(Data excerpts)
++++++++++++++++++++

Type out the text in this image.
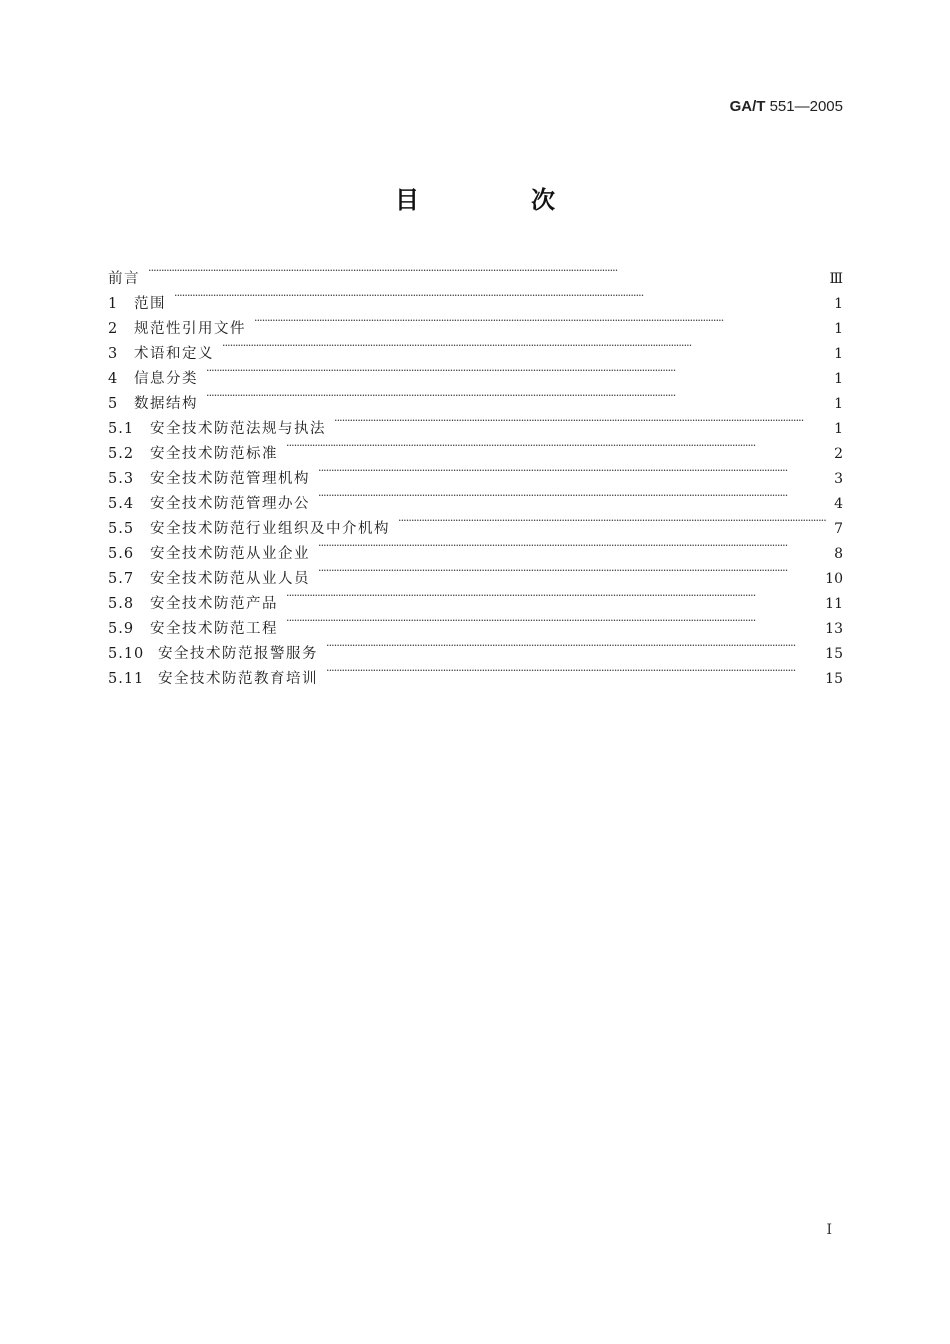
GA/T 551—2005
目　次
前言 · · ·	Ⅲ
1	范围 · · ·	1
2	规范性引用文件 · · ·	1
3	术语和定义 · · ·	1
4	信息分类 · · ·	1
5	数据结构 · · ·	1
5.1	安全技术防范法规与执法 · · ·	1
5.2	安全技术防范标准 · · ·	2
5.3	安全技术防范管理机构 · · ·	3
5.4	安全技术防范管理办公 · · ·	4
5.5	安全技术防范行业组织及中介机构 · · ·	7
5.6	安全技术防范从业企业 · · ·	8
5.7	安全技术防范从业人员 · · ·	10
5.8	安全技术防范产品 · · ·	11
5.9	安全技术防范工程 · · ·	13
5.10 安全技术防范报警服务 · · ·	15
5.11 安全技术防范教育培训 · · ·	15
Ⅰ
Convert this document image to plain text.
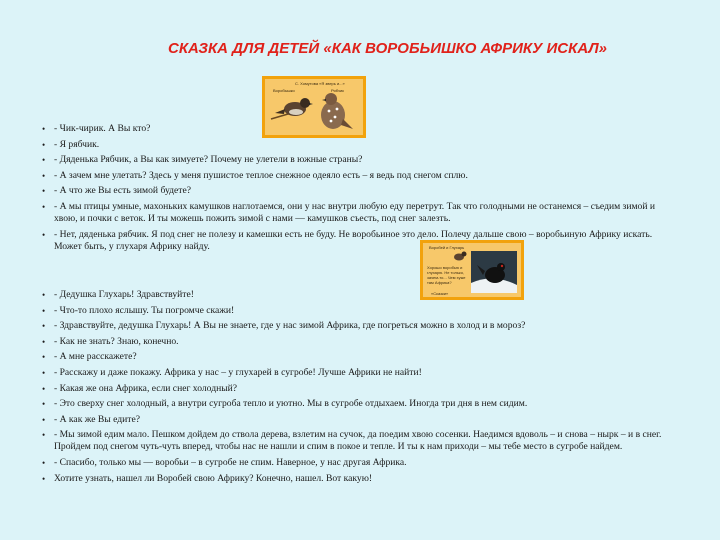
СКАЗКА ДЛЯ ДЕТЕЙ «КАК ВОРОБЬИШКО АФРИКУ ИСКАЛ»
С. Хомутова «Я зверь и...»
Воробышко	Рябчик
• - Чик-чирик. А Вы кто?
• - Я рябчик.
• - Дяденька Рябчик, а Вы как зимуете? Почему не улетели в южные страны?
• - А зачем мне улетать? Здесь у меня пушистое теплое снежное одеяло есть – я ведь под снегом сплю.
• - А что же Вы есть зимой будете?
• - А мы птицы умные, махоньких камушков наглотаемся, они у нас внутри любую еду перетрут. Так что голодными не останемся – съедим зимой и хвою, и почки с веток. И ты можешь пожить зимой с нами — камушков съесть, под снег залезть.
• - Нет, дяденька рябчик. Я под снег не полезу и камешки есть не буду. Не воробьиное это дело. Полечу дальше свою – воробьиную Африку искать. Может быть, у глухаря Африку найду.	Воробей и Глухарь
Хорошо воробью и глухарю. Не только, зачем-то... Чем хуже там Африка?
«Сказки»
• - Дедушка Глухарь! Здравствуйте!
• - Что-то плохо яслышу. Ты погромче скажи!
• - Здравствуйте, дедушка Глухарь! А Вы не знаете, где у нас зимой Африка, где погреться можно в холод и в мороз?
• - Как не знать? Знаю, конечно.
• - А мне расскажете?
• - Расскажу и даже покажу. Африка у нас – у глухарей в сугробе! Лучше Африки не найти!
• - Какая же она Африка, если снег холодный?
• - Это сверху снег холодный, а внутри сугроба тепло и уютно. Мы в сугробе отдыхаем. Иногда три дня в нем сидим.
• - А как же Вы едите?
• - Мы зимой едим мало. Пешком дойдем до ствола дерева, взлетим на сучок, да поедим хвою сосенки. Наедимся вдоволь – и снова – нырк – и в снег. Пройдем под снегом чуть-чуть вперед, чтобы нас не нашли и спим в покое и тепле. И ты к нам приходи – мы тебе место в сугробе найдем.
• - Спасибо, только мы — воробьи – в сугробе не спим. Наверное, у нас другая Африка.
• Хотите узнать, нашел ли Воробей свою Африку? Конечно, нашел. Вот какую!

++++++++++++++++++++

- Exercise instructions -
Write out every line of the listing that holds the word "только".

- Exercise answer -
Хорошо воробью и глухарю. Не только, зачем-то... Чем хуже там Африка?
• - Спасибо, только мы — воробьи – в сугробе не спим. Наверное, у нас другая Африка.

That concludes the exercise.